• _Exercise aim_: Reproduce the entries below verbatim, line for line, leaving out the pictures.

• _Dataset excerpt_:
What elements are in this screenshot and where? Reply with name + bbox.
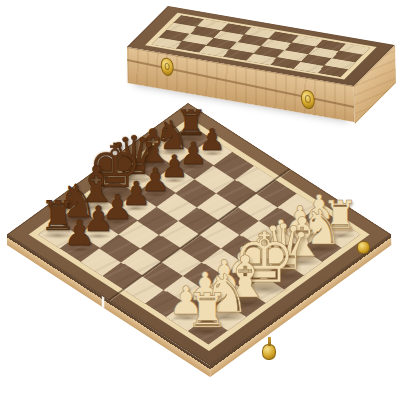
brass-latch-left-icon <box>161 57 174 77</box>
brass-clasp-lower-icon <box>262 344 276 360</box>
open-chess-board <box>7 103 391 366</box>
chess-set-photo: ♜♟♟♜♞♟♟♞♝♟♟♝♛♟♟♛♚♟♟♚♝♟♟♝♞♟♟♞♜♟♟♜ <box>0 0 400 400</box>
brass-clasp-upper-icon <box>357 241 370 254</box>
brass-latch-right-icon <box>301 89 315 110</box>
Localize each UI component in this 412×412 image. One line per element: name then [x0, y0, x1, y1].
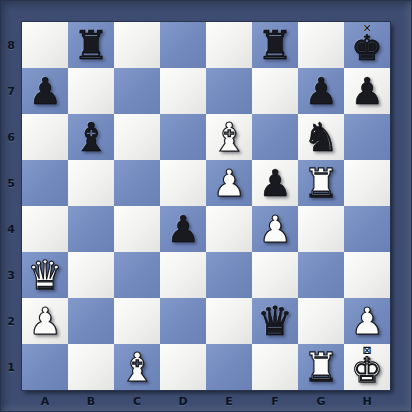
rank-label-2: 2: [0, 298, 22, 344]
square-f3[interactable]: [252, 252, 298, 298]
square-c4[interactable]: [114, 206, 160, 252]
rank-label-7: 7: [0, 68, 22, 114]
file-label-h: H: [344, 390, 390, 412]
square-f6[interactable]: [252, 114, 298, 160]
square-g7[interactable]: ♟: [298, 68, 344, 114]
square-d8[interactable]: [160, 22, 206, 68]
file-label-b: B: [68, 390, 114, 412]
square-g2[interactable]: [298, 298, 344, 344]
square-a5[interactable]: [22, 160, 68, 206]
rank-label-1: 1: [0, 344, 22, 390]
black-pawn-f5[interactable]: ♟: [252, 160, 298, 206]
white-rook-g5[interactable]: ♜: [298, 160, 344, 206]
file-label-a: A: [22, 390, 68, 412]
square-f4[interactable]: ♟: [252, 206, 298, 252]
square-d4[interactable]: ♟: [160, 206, 206, 252]
square-b5[interactable]: [68, 160, 114, 206]
white-rook-g1[interactable]: ♜: [298, 344, 344, 390]
file-labels: ABCDEFGH: [22, 390, 390, 412]
square-c5[interactable]: [114, 160, 160, 206]
square-h4[interactable]: [344, 206, 390, 252]
square-a7[interactable]: ♟: [22, 68, 68, 114]
square-e4[interactable]: [206, 206, 252, 252]
file-label-d: D: [160, 390, 206, 412]
square-a1[interactable]: [22, 344, 68, 390]
white-queen-a3[interactable]: ♛: [22, 252, 68, 298]
black-queen-f2[interactable]: ♛: [252, 298, 298, 344]
white-pawn-f4[interactable]: ♟: [252, 206, 298, 252]
square-f8[interactable]: ♜: [252, 22, 298, 68]
file-label-f: F: [252, 390, 298, 412]
square-g4[interactable]: [298, 206, 344, 252]
square-a4[interactable]: [22, 206, 68, 252]
square-g8[interactable]: [298, 22, 344, 68]
square-b3[interactable]: [68, 252, 114, 298]
rank-label-5: 5: [0, 160, 22, 206]
square-d2[interactable]: [160, 298, 206, 344]
black-pawn-a7[interactable]: ♟: [22, 68, 68, 114]
board: ♜♜♚✕♟♟♟♝♝♞♟♟♜♟♟♛♟♛♟♝♜♚⊠: [22, 22, 390, 390]
square-e5[interactable]: ♟: [206, 160, 252, 206]
file-label-g: G: [298, 390, 344, 412]
square-e2[interactable]: [206, 298, 252, 344]
square-d5[interactable]: [160, 160, 206, 206]
square-h5[interactable]: [344, 160, 390, 206]
square-e7[interactable]: [206, 68, 252, 114]
square-e6[interactable]: ♝: [206, 114, 252, 160]
square-g6[interactable]: ♞: [298, 114, 344, 160]
black-pawn-d4[interactable]: ♟: [160, 206, 206, 252]
white-pawn-h2[interactable]: ♟: [344, 298, 390, 344]
rank-label-4: 4: [0, 206, 22, 252]
square-f1[interactable]: [252, 344, 298, 390]
square-e8[interactable]: [206, 22, 252, 68]
square-h3[interactable]: [344, 252, 390, 298]
square-e1[interactable]: [206, 344, 252, 390]
white-pawn-a2[interactable]: ♟: [22, 298, 68, 344]
chessboard-frame: ♜♜♚✕♟♟♟♝♝♞♟♟♜♟♟♛♟♛♟♝♜♚⊠ 87654321 ABCDEFG…: [0, 0, 412, 412]
square-c8[interactable]: [114, 22, 160, 68]
square-f7[interactable]: [252, 68, 298, 114]
rank-label-6: 6: [0, 114, 22, 160]
square-c2[interactable]: [114, 298, 160, 344]
black-king-marker-icon: ✕: [362, 23, 371, 34]
square-b7[interactable]: [68, 68, 114, 114]
square-b4[interactable]: [68, 206, 114, 252]
square-b8[interactable]: ♜: [68, 22, 114, 68]
rank-label-3: 3: [0, 252, 22, 298]
square-c6[interactable]: [114, 114, 160, 160]
white-pawn-e5[interactable]: ♟: [206, 160, 252, 206]
square-g5[interactable]: ♜: [298, 160, 344, 206]
rank-labels: 87654321: [0, 22, 22, 390]
square-d3[interactable]: [160, 252, 206, 298]
black-pawn-g7[interactable]: ♟: [298, 68, 344, 114]
square-a6[interactable]: [22, 114, 68, 160]
rank-label-8: 8: [0, 22, 22, 68]
square-b1[interactable]: [68, 344, 114, 390]
square-d1[interactable]: [160, 344, 206, 390]
black-rook-b8[interactable]: ♜: [68, 22, 114, 68]
square-d7[interactable]: [160, 68, 206, 114]
file-label-c: C: [114, 390, 160, 412]
square-f2[interactable]: ♛: [252, 298, 298, 344]
square-a3[interactable]: ♛: [22, 252, 68, 298]
white-king-marker-icon: ⊠: [362, 345, 371, 356]
square-h1[interactable]: ♚⊠: [344, 344, 390, 390]
square-g1[interactable]: ♜: [298, 344, 344, 390]
square-h6[interactable]: [344, 114, 390, 160]
black-knight-g6[interactable]: ♞: [298, 114, 344, 160]
white-bishop-c1[interactable]: ♝: [114, 344, 160, 390]
square-c7[interactable]: [114, 68, 160, 114]
square-a2[interactable]: ♟: [22, 298, 68, 344]
square-h8[interactable]: ♚✕: [344, 22, 390, 68]
square-e3[interactable]: [206, 252, 252, 298]
square-d6[interactable]: [160, 114, 206, 160]
square-f5[interactable]: ♟: [252, 160, 298, 206]
black-rook-f8[interactable]: ♜: [252, 22, 298, 68]
white-bishop-e6[interactable]: ♝: [206, 114, 252, 160]
black-bishop-b6[interactable]: ♝: [68, 114, 114, 160]
square-b6[interactable]: ♝: [68, 114, 114, 160]
square-h7[interactable]: ♟: [344, 68, 390, 114]
square-b2[interactable]: [68, 298, 114, 344]
square-a8[interactable]: [22, 22, 68, 68]
file-label-e: E: [206, 390, 252, 412]
square-c3[interactable]: [114, 252, 160, 298]
square-g3[interactable]: [298, 252, 344, 298]
square-h2[interactable]: ♟: [344, 298, 390, 344]
black-pawn-h7[interactable]: ♟: [344, 68, 390, 114]
square-c1[interactable]: ♝: [114, 344, 160, 390]
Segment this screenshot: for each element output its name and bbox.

• _The answer_:
What elements are in this screenshot and where? Reply with name + bbox.
brass-latch-left-icon <box>161 57 174 77</box>
brass-clasp-lower-icon <box>262 344 276 360</box>
open-chess-board <box>7 103 391 366</box>
chess-set-photo: ♜♟♟♜♞♟♟♞♝♟♟♝♛♟♟♛♚♟♟♚♝♟♟♝♞♟♟♞♜♟♟♜ <box>0 0 400 400</box>
brass-clasp-upper-icon <box>357 241 370 254</box>
brass-latch-right-icon <box>301 89 315 110</box>
Localize each UI component in this 412×412 image. One line per element: name then [x0, y0, x1, y1].
rank-label-2: 2: [0, 298, 22, 344]
square-f3[interactable]: [252, 252, 298, 298]
square-c4[interactable]: [114, 206, 160, 252]
rank-label-7: 7: [0, 68, 22, 114]
file-label-h: H: [344, 390, 390, 412]
square-f6[interactable]: [252, 114, 298, 160]
square-g7[interactable]: ♟: [298, 68, 344, 114]
square-d8[interactable]: [160, 22, 206, 68]
file-label-b: B: [68, 390, 114, 412]
square-g2[interactable]: [298, 298, 344, 344]
square-a5[interactable]: [22, 160, 68, 206]
rank-label-1: 1: [0, 344, 22, 390]
black-pawn-f5[interactable]: ♟: [252, 160, 298, 206]
white-rook-g5[interactable]: ♜: [298, 160, 344, 206]
file-label-a: A: [22, 390, 68, 412]
square-f4[interactable]: ♟: [252, 206, 298, 252]
square-d4[interactable]: ♟: [160, 206, 206, 252]
square-b5[interactable]: [68, 160, 114, 206]
white-rook-g1[interactable]: ♜: [298, 344, 344, 390]
file-labels: ABCDEFGH: [22, 390, 390, 412]
square-c5[interactable]: [114, 160, 160, 206]
square-h4[interactable]: [344, 206, 390, 252]
square-a7[interactable]: ♟: [22, 68, 68, 114]
square-e4[interactable]: [206, 206, 252, 252]
file-label-d: D: [160, 390, 206, 412]
square-a1[interactable]: [22, 344, 68, 390]
white-queen-a3[interactable]: ♛: [22, 252, 68, 298]
black-queen-f2[interactable]: ♛: [252, 298, 298, 344]
white-pawn-f4[interactable]: ♟: [252, 206, 298, 252]
square-f8[interactable]: ♜: [252, 22, 298, 68]
file-label-f: F: [252, 390, 298, 412]
square-g4[interactable]: [298, 206, 344, 252]
square-a4[interactable]: [22, 206, 68, 252]
square-g8[interactable]: [298, 22, 344, 68]
square-b3[interactable]: [68, 252, 114, 298]
rank-label-5: 5: [0, 160, 22, 206]
square-d2[interactable]: [160, 298, 206, 344]
black-pawn-a7[interactable]: ♟: [22, 68, 68, 114]
board: ♜♜♚✕♟♟♟♝♝♞♟♟♜♟♟♛♟♛♟♝♜♚⊠: [22, 22, 390, 390]
square-e5[interactable]: ♟: [206, 160, 252, 206]
file-label-g: G: [298, 390, 344, 412]
square-e2[interactable]: [206, 298, 252, 344]
square-d5[interactable]: [160, 160, 206, 206]
square-h5[interactable]: [344, 160, 390, 206]
square-e7[interactable]: [206, 68, 252, 114]
square-e6[interactable]: ♝: [206, 114, 252, 160]
square-g6[interactable]: ♞: [298, 114, 344, 160]
black-pawn-d4[interactable]: ♟: [160, 206, 206, 252]
white-pawn-h2[interactable]: ♟: [344, 298, 390, 344]
rank-label-4: 4: [0, 206, 22, 252]
square-f1[interactable]: [252, 344, 298, 390]
square-e8[interactable]: [206, 22, 252, 68]
square-h3[interactable]: [344, 252, 390, 298]
square-e1[interactable]: [206, 344, 252, 390]
white-pawn-a2[interactable]: ♟: [22, 298, 68, 344]
chessboard-frame: ♜♜♚✕♟♟♟♝♝♞♟♟♜♟♟♛♟♛♟♝♜♚⊠ 87654321 ABCDEFG…: [0, 0, 412, 412]
square-c8[interactable]: [114, 22, 160, 68]
square-f7[interactable]: [252, 68, 298, 114]
rank-label-6: 6: [0, 114, 22, 160]
square-c2[interactable]: [114, 298, 160, 344]
black-king-marker-icon: ✕: [362, 23, 371, 34]
square-b7[interactable]: [68, 68, 114, 114]
square-b4[interactable]: [68, 206, 114, 252]
square-b8[interactable]: ♜: [68, 22, 114, 68]
rank-label-3: 3: [0, 252, 22, 298]
square-c6[interactable]: [114, 114, 160, 160]
white-pawn-e5[interactable]: ♟: [206, 160, 252, 206]
square-g5[interactable]: ♜: [298, 160, 344, 206]
rank-labels: 87654321: [0, 22, 22, 390]
square-d3[interactable]: [160, 252, 206, 298]
black-pawn-g7[interactable]: ♟: [298, 68, 344, 114]
square-a6[interactable]: [22, 114, 68, 160]
rank-label-8: 8: [0, 22, 22, 68]
square-b1[interactable]: [68, 344, 114, 390]
square-d1[interactable]: [160, 344, 206, 390]
black-rook-b8[interactable]: ♜: [68, 22, 114, 68]
square-d7[interactable]: [160, 68, 206, 114]
file-label-c: C: [114, 390, 160, 412]
square-f2[interactable]: ♛: [252, 298, 298, 344]
square-a3[interactable]: ♛: [22, 252, 68, 298]
white-king-marker-icon: ⊠: [362, 345, 371, 356]
square-h1[interactable]: ♚⊠: [344, 344, 390, 390]
square-g1[interactable]: ♜: [298, 344, 344, 390]
square-h6[interactable]: [344, 114, 390, 160]
black-knight-g6[interactable]: ♞: [298, 114, 344, 160]
white-bishop-c1[interactable]: ♝: [114, 344, 160, 390]
square-c7[interactable]: [114, 68, 160, 114]
square-a2[interactable]: ♟: [22, 298, 68, 344]
square-h8[interactable]: ♚✕: [344, 22, 390, 68]
square-e3[interactable]: [206, 252, 252, 298]
square-d6[interactable]: [160, 114, 206, 160]
square-f5[interactable]: ♟: [252, 160, 298, 206]
black-rook-f8[interactable]: ♜: [252, 22, 298, 68]
white-bishop-e6[interactable]: ♝: [206, 114, 252, 160]
black-bishop-b6[interactable]: ♝: [68, 114, 114, 160]
square-b6[interactable]: ♝: [68, 114, 114, 160]
square-h7[interactable]: ♟: [344, 68, 390, 114]
square-b2[interactable]: [68, 298, 114, 344]
square-a8[interactable]: [22, 22, 68, 68]
file-label-e: E: [206, 390, 252, 412]
square-c3[interactable]: [114, 252, 160, 298]
square-g3[interactable]: [298, 252, 344, 298]
square-h2[interactable]: ♟: [344, 298, 390, 344]
black-pawn-h7[interactable]: ♟: [344, 68, 390, 114]
square-c1[interactable]: ♝: [114, 344, 160, 390]
Segment this screenshot: for each element output its name and bbox.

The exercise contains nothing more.